• STATED GOAL
Transcribe the full listing below exactly.

— START OF RECORDS FOR THE EXERCISE —

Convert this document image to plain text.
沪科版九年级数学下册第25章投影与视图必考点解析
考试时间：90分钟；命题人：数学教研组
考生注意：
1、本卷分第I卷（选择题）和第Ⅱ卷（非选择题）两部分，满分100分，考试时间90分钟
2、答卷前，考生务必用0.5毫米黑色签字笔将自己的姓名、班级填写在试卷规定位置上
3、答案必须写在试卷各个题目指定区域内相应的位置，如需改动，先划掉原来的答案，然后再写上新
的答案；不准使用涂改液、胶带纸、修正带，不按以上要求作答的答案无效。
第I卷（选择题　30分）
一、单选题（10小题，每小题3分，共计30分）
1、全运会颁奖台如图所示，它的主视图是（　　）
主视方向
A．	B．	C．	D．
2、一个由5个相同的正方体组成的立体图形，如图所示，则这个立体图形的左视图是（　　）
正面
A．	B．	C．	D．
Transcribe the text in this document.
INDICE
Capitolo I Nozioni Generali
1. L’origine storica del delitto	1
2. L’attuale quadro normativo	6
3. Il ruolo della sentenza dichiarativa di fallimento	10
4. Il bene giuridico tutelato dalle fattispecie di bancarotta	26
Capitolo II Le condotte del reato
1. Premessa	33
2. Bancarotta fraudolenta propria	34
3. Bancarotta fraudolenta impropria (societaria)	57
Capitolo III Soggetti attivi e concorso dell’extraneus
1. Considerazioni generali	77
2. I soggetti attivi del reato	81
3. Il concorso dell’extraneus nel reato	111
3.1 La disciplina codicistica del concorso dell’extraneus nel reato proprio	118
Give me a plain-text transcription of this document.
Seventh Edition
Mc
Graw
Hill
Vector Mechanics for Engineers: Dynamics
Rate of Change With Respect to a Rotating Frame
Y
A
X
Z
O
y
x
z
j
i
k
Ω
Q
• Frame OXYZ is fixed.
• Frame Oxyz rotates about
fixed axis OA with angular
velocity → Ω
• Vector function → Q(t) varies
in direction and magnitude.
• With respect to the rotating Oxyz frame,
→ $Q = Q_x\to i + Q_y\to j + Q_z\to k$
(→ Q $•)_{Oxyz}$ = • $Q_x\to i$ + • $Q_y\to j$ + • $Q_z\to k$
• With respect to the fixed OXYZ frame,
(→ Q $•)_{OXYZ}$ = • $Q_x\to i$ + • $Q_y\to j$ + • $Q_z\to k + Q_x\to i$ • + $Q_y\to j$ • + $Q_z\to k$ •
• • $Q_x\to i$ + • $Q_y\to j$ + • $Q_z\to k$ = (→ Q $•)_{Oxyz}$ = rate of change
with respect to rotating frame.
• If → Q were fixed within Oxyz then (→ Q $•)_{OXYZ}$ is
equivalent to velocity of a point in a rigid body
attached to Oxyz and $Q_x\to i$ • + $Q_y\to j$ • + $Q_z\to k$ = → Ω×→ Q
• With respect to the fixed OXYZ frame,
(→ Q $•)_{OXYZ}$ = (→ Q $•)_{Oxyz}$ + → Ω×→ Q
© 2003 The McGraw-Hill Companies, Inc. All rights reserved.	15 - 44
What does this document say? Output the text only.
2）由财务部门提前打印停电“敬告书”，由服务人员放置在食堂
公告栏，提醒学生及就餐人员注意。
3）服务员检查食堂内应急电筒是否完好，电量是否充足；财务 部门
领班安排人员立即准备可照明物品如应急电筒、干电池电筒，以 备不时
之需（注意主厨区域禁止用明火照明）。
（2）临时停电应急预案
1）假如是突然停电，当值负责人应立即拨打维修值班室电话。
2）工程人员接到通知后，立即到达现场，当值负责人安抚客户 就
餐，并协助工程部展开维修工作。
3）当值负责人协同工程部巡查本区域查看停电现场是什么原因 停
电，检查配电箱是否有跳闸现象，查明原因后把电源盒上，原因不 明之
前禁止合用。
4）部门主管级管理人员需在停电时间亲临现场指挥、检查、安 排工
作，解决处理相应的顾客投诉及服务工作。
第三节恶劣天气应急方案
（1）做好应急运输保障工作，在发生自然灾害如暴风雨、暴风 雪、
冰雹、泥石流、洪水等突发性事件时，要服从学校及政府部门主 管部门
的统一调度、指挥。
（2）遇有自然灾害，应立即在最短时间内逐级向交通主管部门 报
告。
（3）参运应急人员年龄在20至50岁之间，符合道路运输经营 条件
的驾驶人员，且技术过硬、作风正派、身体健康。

— END OF RECORDS FOR THE EXERCISE —

• TASK RESULT
Convert this document image to plain text.
沪科版九年级数学下册第25章投影与视图必考点解析
考试时间：90分钟；命题人：数学教研组
考生注意：
1、本卷分第I卷（选择题）和第Ⅱ卷（非选择题）两部分，满分100分，考试时间90分钟
2、答卷前，考生务必用0.5毫米黑色签字笔将自己的姓名、班级填写在试卷规定位置上
3、答案必须写在试卷各个题目指定区域内相应的位置，如需改动，先划掉原来的答案，然后再写上新
的答案；不准使用涂改液、胶带纸、修正带，不按以上要求作答的答案无效。
第I卷（选择题　30分）
一、单选题（10小题，每小题3分，共计30分）
1、全运会颁奖台如图所示，它的主视图是（　　）
主视方向
A．	B．	C．	D．
2、一个由5个相同的正方体组成的立体图形，如图所示，则这个立体图形的左视图是（　　）
正面
A．	B．	C．	D．
Transcribe the text in this document.
INDICE
Capitolo I Nozioni Generali
1. L’origine storica del delitto	1
2. L’attuale quadro normativo	6
3. Il ruolo della sentenza dichiarativa di fallimento	10
4. Il bene giuridico tutelato dalle fattispecie di bancarotta	26
Capitolo II Le condotte del reato
1. Premessa	33
2. Bancarotta fraudolenta propria	34
3. Bancarotta fraudolenta impropria (societaria)	57
Capitolo III Soggetti attivi e concorso dell’extraneus
1. Considerazioni generali	77
2. I soggetti attivi del reato	81
3. Il concorso dell’extraneus nel reato	111
3.1 La disciplina codicistica del concorso dell’extraneus nel reato proprio	118
Give me a plain-text transcription of this document.
Seventh Edition
Mc
Graw
Hill
Vector Mechanics for Engineers: Dynamics
Rate of Change With Respect to a Rotating Frame
Y
A
X
Z
O
y
x
z
j
i
k
Ω
Q
• Frame OXYZ is fixed.
• Frame Oxyz rotates about
fixed axis OA with angular
velocity → Ω
• Vector function → Q(t) varies
in direction and magnitude.
• With respect to the rotating Oxyz frame,
→ $Q = Q_x\to i + Q_y\to j + Q_z\to k$
(→ Q $•)_{Oxyz}$ = • $Q_x\to i$ + • $Q_y\to j$ + • $Q_z\to k$
• With respect to the fixed OXYZ frame,
(→ Q $•)_{OXYZ}$ = • $Q_x\to i$ + • $Q_y\to j$ + • $Q_z\to k + Q_x\to i$ • + $Q_y\to j$ • + $Q_z\to k$ •
• • $Q_x\to i$ + • $Q_y\to j$ + • $Q_z\to k$ = (→ Q $•)_{Oxyz}$ = rate of change
with respect to rotating frame.
• If → Q were fixed within Oxyz then (→ Q $•)_{OXYZ}$ is
equivalent to velocity of a point in a rigid body
attached to Oxyz and $Q_x\to i$ • + $Q_y\to j$ • + $Q_z\to k$ = → Ω×→ Q
• With respect to the fixed OXYZ frame,
(→ Q $•)_{OXYZ}$ = (→ Q $•)_{Oxyz}$ + → Ω×→ Q
© 2003 The McGraw-Hill Companies, Inc. All rights reserved.	15 - 44
What does this document say? Output the text only.
2）由财务部门提前打印停电“敬告书”，由服务人员放置在食堂
公告栏，提醒学生及就餐人员注意。
3）服务员检查食堂内应急电筒是否完好，电量是否充足；财务 部门
领班安排人员立即准备可照明物品如应急电筒、干电池电筒，以 备不时
之需（注意主厨区域禁止用明火照明）。
（2）临时停电应急预案
1）假如是突然停电，当值负责人应立即拨打维修值班室电话。
2）工程人员接到通知后，立即到达现场，当值负责人安抚客户 就
餐，并协助工程部展开维修工作。
3）当值负责人协同工程部巡查本区域查看停电现场是什么原因 停
电，检查配电箱是否有跳闸现象，查明原因后把电源盒上，原因不 明之
前禁止合用。
4）部门主管级管理人员需在停电时间亲临现场指挥、检查、安 排工
作，解决处理相应的顾客投诉及服务工作。
第三节恶劣天气应急方案
（1）做好应急运输保障工作，在发生自然灾害如暴风雨、暴风 雪、
冰雹、泥石流、洪水等突发性事件时，要服从学校及政府部门主 管部门
的统一调度、指挥。
（2）遇有自然灾害，应立即在最短时间内逐级向交通主管部门 报
告。
（3）参运应急人员年龄在20至50岁之间，符合道路运输经营 条件
的驾驶人员，且技术过硬、作风正派、身体健康。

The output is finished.